* Written task
Only the pictures are omitted; repeat all other data exactly.

--- Records for this exercise ---

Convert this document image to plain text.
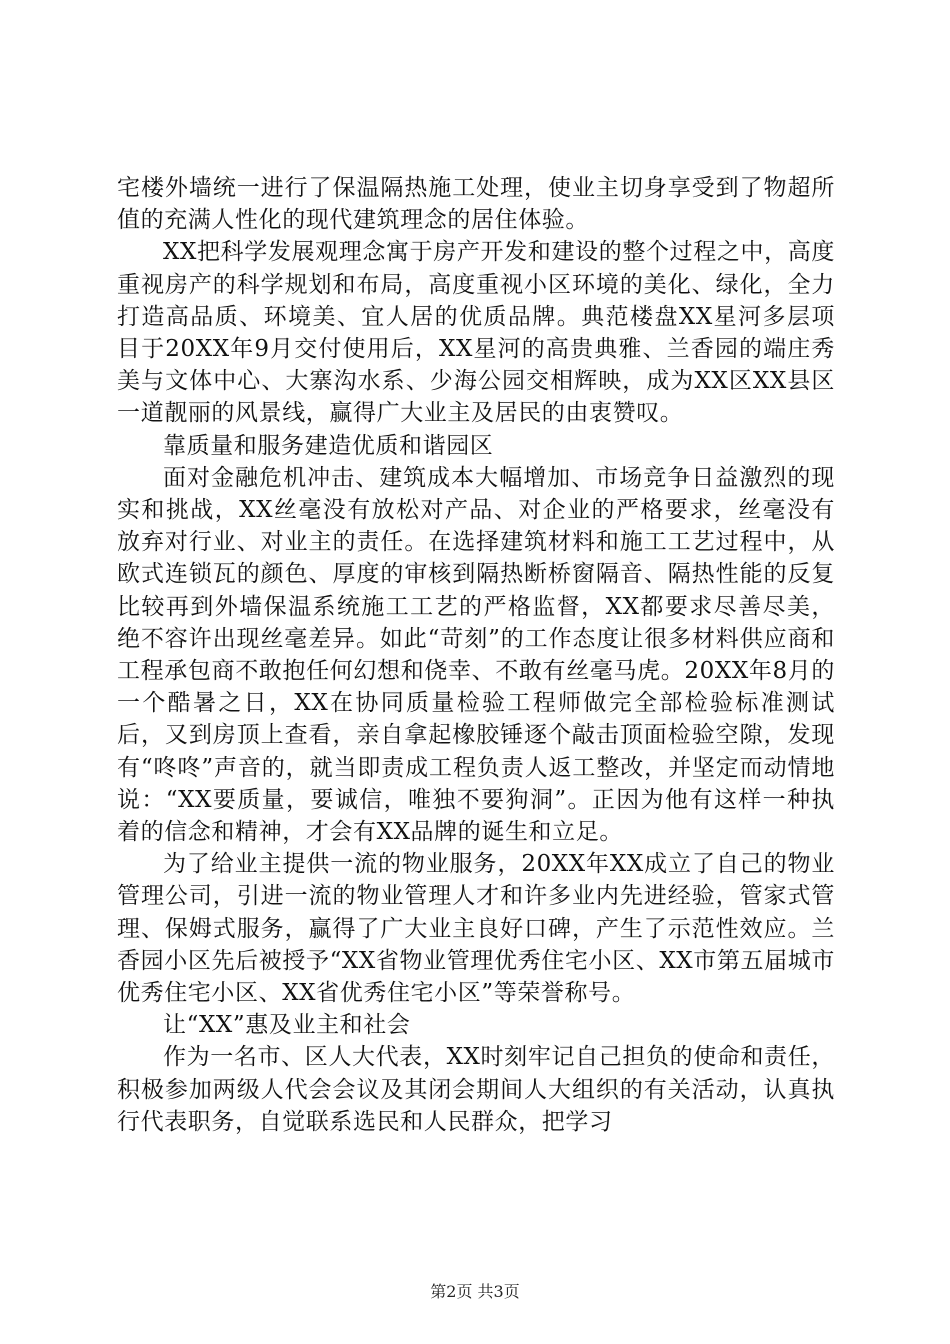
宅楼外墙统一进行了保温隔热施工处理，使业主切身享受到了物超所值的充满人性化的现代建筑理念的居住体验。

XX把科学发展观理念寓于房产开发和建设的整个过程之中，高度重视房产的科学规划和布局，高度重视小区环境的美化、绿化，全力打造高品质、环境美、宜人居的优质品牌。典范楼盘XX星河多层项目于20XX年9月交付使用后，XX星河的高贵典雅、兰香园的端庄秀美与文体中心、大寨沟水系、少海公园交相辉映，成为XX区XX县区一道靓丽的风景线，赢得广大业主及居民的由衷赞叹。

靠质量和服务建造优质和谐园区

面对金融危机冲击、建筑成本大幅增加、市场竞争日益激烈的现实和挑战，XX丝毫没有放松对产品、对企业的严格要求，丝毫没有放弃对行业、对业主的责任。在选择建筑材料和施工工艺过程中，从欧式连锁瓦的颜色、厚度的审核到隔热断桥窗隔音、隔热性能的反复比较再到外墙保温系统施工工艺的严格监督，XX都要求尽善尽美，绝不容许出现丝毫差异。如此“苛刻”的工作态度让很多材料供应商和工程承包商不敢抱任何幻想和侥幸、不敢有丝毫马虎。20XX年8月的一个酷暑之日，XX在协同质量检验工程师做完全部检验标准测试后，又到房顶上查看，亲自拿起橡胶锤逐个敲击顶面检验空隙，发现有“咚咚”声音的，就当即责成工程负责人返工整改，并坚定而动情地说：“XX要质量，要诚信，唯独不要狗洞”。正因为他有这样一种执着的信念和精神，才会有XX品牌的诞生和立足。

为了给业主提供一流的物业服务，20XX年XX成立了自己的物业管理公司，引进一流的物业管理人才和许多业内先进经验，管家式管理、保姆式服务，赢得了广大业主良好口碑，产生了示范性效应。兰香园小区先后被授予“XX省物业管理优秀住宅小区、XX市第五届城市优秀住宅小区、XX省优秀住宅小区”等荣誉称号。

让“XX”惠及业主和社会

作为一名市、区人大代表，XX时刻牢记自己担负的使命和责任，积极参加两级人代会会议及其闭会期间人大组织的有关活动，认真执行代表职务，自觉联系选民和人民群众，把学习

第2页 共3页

---

* Problem solution
Convert this document image to plain text.
宅楼外墙统一进行了保温隔热施工处理，使业主切身享受到了物超所值的充满人性化的现代建筑理念的居住体验。

XX把科学发展观理念寓于房产开发和建设的整个过程之中，高度重视房产的科学规划和布局，高度重视小区环境的美化、绿化，全力打造高品质、环境美、宜人居的优质品牌。典范楼盘XX星河多层项目于20XX年9月交付使用后，XX星河的高贵典雅、兰香园的端庄秀美与文体中心、大寨沟水系、少海公园交相辉映，成为XX区XX县区一道靓丽的风景线，赢得广大业主及居民的由衷赞叹。

靠质量和服务建造优质和谐园区

面对金融危机冲击、建筑成本大幅增加、市场竞争日益激烈的现实和挑战，XX丝毫没有放松对产品、对企业的严格要求，丝毫没有放弃对行业、对业主的责任。在选择建筑材料和施工工艺过程中，从欧式连锁瓦的颜色、厚度的审核到隔热断桥窗隔音、隔热性能的反复比较再到外墙保温系统施工工艺的严格监督，XX都要求尽善尽美，绝不容许出现丝毫差异。如此“苛刻”的工作态度让很多材料供应商和工程承包商不敢抱任何幻想和侥幸、不敢有丝毫马虎。20XX年8月的一个酷暑之日，XX在协同质量检验工程师做完全部检验标准测试后，又到房顶上查看，亲自拿起橡胶锤逐个敲击顶面检验空隙，发现有“咚咚”声音的，就当即责成工程负责人返工整改，并坚定而动情地说：“XX要质量，要诚信，唯独不要狗洞”。正因为他有这样一种执着的信念和精神，才会有XX品牌的诞生和立足。

为了给业主提供一流的物业服务，20XX年XX成立了自己的物业管理公司，引进一流的物业管理人才和许多业内先进经验，管家式管理、保姆式服务，赢得了广大业主良好口碑，产生了示范性效应。兰香园小区先后被授予“XX省物业管理优秀住宅小区、XX市第五届城市优秀住宅小区、XX省优秀住宅小区”等荣誉称号。

让“XX”惠及业主和社会

作为一名市、区人大代表，XX时刻牢记自己担负的使命和责任，积极参加两级人代会会议及其闭会期间人大组织的有关活动，认真执行代表职务，自觉联系选民和人民群众，把学习

第2页 共3页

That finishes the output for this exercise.